■ Task: Repeat the records below exactly, leaving out every picture.

Start of Extracted information

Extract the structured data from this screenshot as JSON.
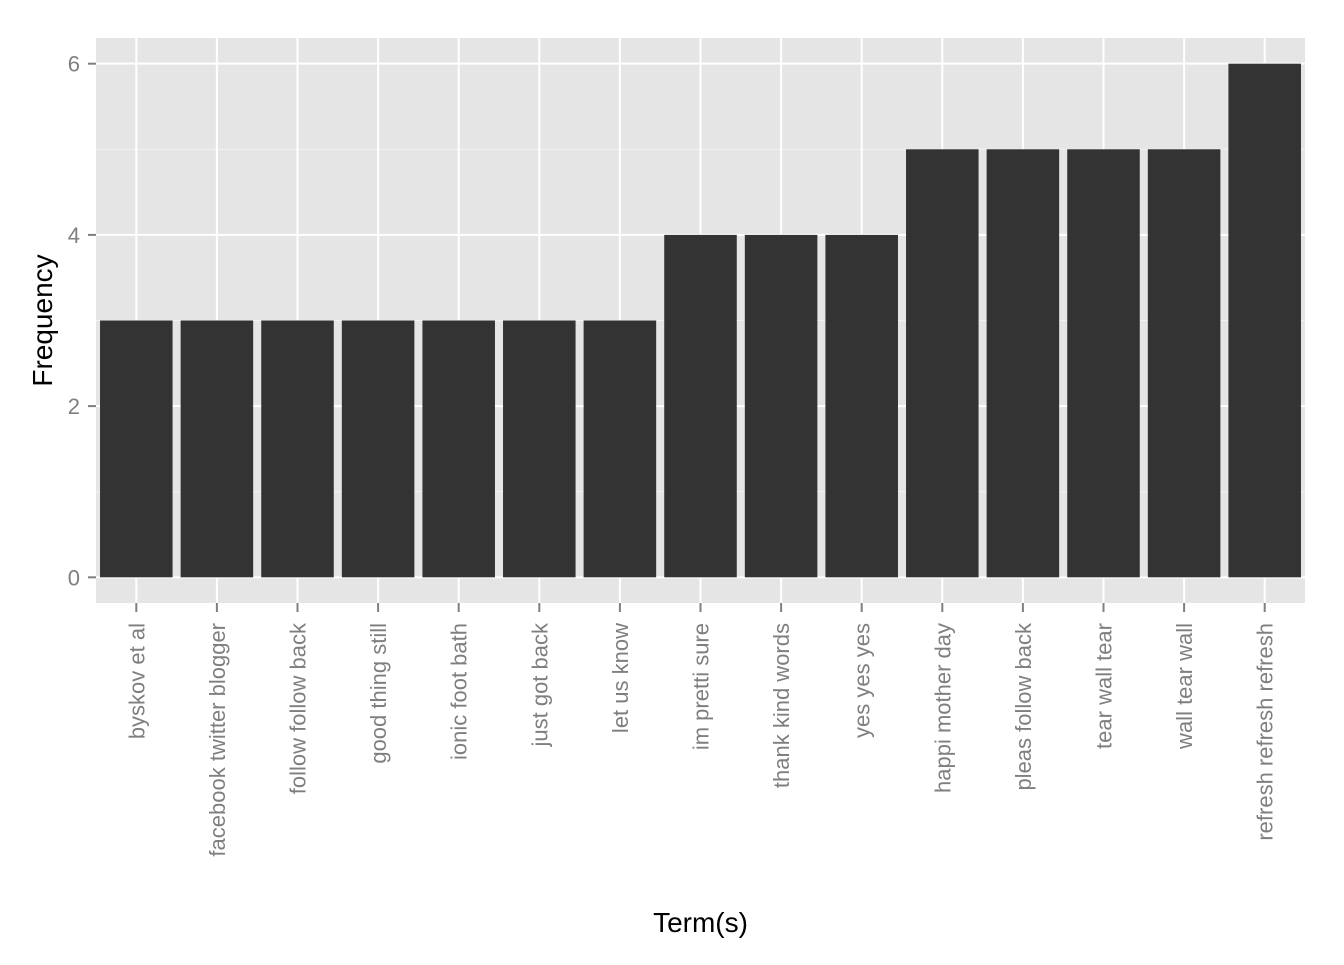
{
  "chart_data": {
    "type": "bar",
    "title": "",
    "xlabel": "Term(s)",
    "ylabel": "Frequency",
    "categories": [
      "byskov et al",
      "facebook twitter blogger",
      "follow follow back",
      "good thing still",
      "ionic foot bath",
      "just got back",
      "let us know",
      "im pretti sure",
      "thank kind words",
      "yes yes yes",
      "happi mother day",
      "pleas follow back",
      "tear wall tear",
      "wall tear wall",
      "refresh refresh refresh"
    ],
    "values": [
      3,
      3,
      3,
      3,
      3,
      3,
      3,
      4,
      4,
      4,
      5,
      5,
      5,
      5,
      6
    ],
    "ylim": [
      -0.3,
      6.3
    ],
    "yticks": [
      0,
      2,
      4,
      6
    ],
    "grid": true,
    "colors": {
      "panel": "#e5e5e5",
      "gridMajor": "#ffffff",
      "gridMinor": "#f2f2f2",
      "bar": "#333333",
      "tickLabel": "#7f7f7f",
      "tickMark": "#7f7f7f",
      "axisTitle": "#000000"
    }
  }
}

End of Extracted information

■ Completed task:
Extract the structured data from this screenshot as JSON.
{
  "chart_data": {
    "type": "bar",
    "title": "",
    "xlabel": "Term(s)",
    "ylabel": "Frequency",
    "categories": [
      "byskov et al",
      "facebook twitter blogger",
      "follow follow back",
      "good thing still",
      "ionic foot bath",
      "just got back",
      "let us know",
      "im pretti sure",
      "thank kind words",
      "yes yes yes",
      "happi mother day",
      "pleas follow back",
      "tear wall tear",
      "wall tear wall",
      "refresh refresh refresh"
    ],
    "values": [
      3,
      3,
      3,
      3,
      3,
      3,
      3,
      4,
      4,
      4,
      5,
      5,
      5,
      5,
      6
    ],
    "ylim": [
      -0.3,
      6.3
    ],
    "yticks": [
      0,
      2,
      4,
      6
    ],
    "grid": true,
    "colors": {
      "panel": "#e5e5e5",
      "gridMajor": "#ffffff",
      "gridMinor": "#f2f2f2",
      "bar": "#333333",
      "tickLabel": "#7f7f7f",
      "tickMark": "#7f7f7f",
      "axisTitle": "#000000"
    }
  }
}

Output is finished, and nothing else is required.